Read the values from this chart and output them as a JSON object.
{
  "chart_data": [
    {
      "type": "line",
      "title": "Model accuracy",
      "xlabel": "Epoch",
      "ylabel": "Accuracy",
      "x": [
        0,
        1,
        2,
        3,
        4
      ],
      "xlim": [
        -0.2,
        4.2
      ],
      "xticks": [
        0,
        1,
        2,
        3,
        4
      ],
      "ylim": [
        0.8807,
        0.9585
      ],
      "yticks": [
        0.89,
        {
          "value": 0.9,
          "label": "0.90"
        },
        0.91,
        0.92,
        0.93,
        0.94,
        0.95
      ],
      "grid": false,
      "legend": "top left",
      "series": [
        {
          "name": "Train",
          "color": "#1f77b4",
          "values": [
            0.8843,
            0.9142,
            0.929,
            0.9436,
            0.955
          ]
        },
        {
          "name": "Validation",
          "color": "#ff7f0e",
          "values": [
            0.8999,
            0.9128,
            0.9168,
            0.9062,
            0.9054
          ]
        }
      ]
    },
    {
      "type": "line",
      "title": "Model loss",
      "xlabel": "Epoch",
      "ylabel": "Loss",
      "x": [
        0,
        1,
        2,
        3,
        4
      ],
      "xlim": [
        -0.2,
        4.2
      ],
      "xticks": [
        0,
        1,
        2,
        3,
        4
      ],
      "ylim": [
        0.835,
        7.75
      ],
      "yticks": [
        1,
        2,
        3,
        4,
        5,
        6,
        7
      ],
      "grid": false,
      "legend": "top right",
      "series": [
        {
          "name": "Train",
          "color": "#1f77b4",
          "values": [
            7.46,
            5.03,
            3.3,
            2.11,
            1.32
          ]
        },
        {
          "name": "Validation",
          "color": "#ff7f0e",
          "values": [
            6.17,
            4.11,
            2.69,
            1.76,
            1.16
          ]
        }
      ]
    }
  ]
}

----------

◆ **EXERCISE TASK**: Every line in the data that holds "title" should be copied out.

◆ **RESULT**:
      "title": "Model accuracy",
      "title": "Model loss",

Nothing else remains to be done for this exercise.